§ **Task instructions**
Take the entries below and reproduce them word for word.

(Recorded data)
==========

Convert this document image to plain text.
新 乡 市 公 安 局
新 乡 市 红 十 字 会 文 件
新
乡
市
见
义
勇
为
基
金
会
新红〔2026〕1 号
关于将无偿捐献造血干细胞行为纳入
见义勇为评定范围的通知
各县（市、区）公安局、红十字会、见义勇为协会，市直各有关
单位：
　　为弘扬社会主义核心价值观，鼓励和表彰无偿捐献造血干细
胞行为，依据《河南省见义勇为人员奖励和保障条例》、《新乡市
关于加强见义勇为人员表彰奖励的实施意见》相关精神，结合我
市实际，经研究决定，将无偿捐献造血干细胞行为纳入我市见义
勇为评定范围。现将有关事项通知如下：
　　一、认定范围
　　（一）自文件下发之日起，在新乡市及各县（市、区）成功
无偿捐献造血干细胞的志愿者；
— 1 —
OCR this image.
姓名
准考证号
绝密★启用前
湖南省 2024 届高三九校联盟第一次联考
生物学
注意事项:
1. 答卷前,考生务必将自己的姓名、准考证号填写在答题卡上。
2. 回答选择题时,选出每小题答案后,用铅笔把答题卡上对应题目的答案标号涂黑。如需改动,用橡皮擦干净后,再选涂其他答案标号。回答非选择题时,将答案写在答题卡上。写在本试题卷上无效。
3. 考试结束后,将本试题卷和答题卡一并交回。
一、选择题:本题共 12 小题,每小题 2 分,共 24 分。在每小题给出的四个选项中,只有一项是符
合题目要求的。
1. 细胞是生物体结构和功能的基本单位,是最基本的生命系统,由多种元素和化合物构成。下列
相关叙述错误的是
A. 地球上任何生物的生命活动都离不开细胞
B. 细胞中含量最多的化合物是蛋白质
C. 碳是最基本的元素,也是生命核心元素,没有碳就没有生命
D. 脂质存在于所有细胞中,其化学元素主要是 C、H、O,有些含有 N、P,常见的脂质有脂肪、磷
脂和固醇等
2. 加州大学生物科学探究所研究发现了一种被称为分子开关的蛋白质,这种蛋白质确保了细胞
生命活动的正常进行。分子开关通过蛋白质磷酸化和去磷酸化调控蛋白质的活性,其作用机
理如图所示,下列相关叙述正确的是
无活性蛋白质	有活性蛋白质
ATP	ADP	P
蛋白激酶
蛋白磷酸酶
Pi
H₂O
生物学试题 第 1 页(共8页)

==========

§ **The response**
Convert this document image to plain text.
新 乡 市 公 安 局
新 乡 市 红 十 字 会 文 件
新
乡
市
见
义
勇
为
基
金
会
新红〔2026〕1 号
关于将无偿捐献造血干细胞行为纳入
见义勇为评定范围的通知
各县（市、区）公安局、红十字会、见义勇为协会，市直各有关
单位：
　　为弘扬社会主义核心价值观，鼓励和表彰无偿捐献造血干细
胞行为，依据《河南省见义勇为人员奖励和保障条例》、《新乡市
关于加强见义勇为人员表彰奖励的实施意见》相关精神，结合我
市实际，经研究决定，将无偿捐献造血干细胞行为纳入我市见义
勇为评定范围。现将有关事项通知如下：
　　一、认定范围
　　（一）自文件下发之日起，在新乡市及各县（市、区）成功
无偿捐献造血干细胞的志愿者；
— 1 —
OCR this image.
姓名
准考证号
绝密★启用前
湖南省 2024 届高三九校联盟第一次联考
生物学
注意事项:
1. 答卷前,考生务必将自己的姓名、准考证号填写在答题卡上。
2. 回答选择题时,选出每小题答案后,用铅笔把答题卡上对应题目的答案标号涂黑。如需改动,用橡皮擦干净后,再选涂其他答案标号。回答非选择题时,将答案写在答题卡上。写在本试题卷上无效。
3. 考试结束后,将本试题卷和答题卡一并交回。
一、选择题:本题共 12 小题,每小题 2 分,共 24 分。在每小题给出的四个选项中,只有一项是符
合题目要求的。
1. 细胞是生物体结构和功能的基本单位,是最基本的生命系统,由多种元素和化合物构成。下列
相关叙述错误的是
A. 地球上任何生物的生命活动都离不开细胞
B. 细胞中含量最多的化合物是蛋白质
C. 碳是最基本的元素,也是生命核心元素,没有碳就没有生命
D. 脂质存在于所有细胞中,其化学元素主要是 C、H、O,有些含有 N、P,常见的脂质有脂肪、磷
脂和固醇等
2. 加州大学生物科学探究所研究发现了一种被称为分子开关的蛋白质,这种蛋白质确保了细胞
生命活动的正常进行。分子开关通过蛋白质磷酸化和去磷酸化调控蛋白质的活性,其作用机
理如图所示,下列相关叙述正确的是
无活性蛋白质	有活性蛋白质
ATP	ADP	P
蛋白激酶
蛋白磷酸酶
Pi
H₂O
生物学试题 第 1 页(共8页)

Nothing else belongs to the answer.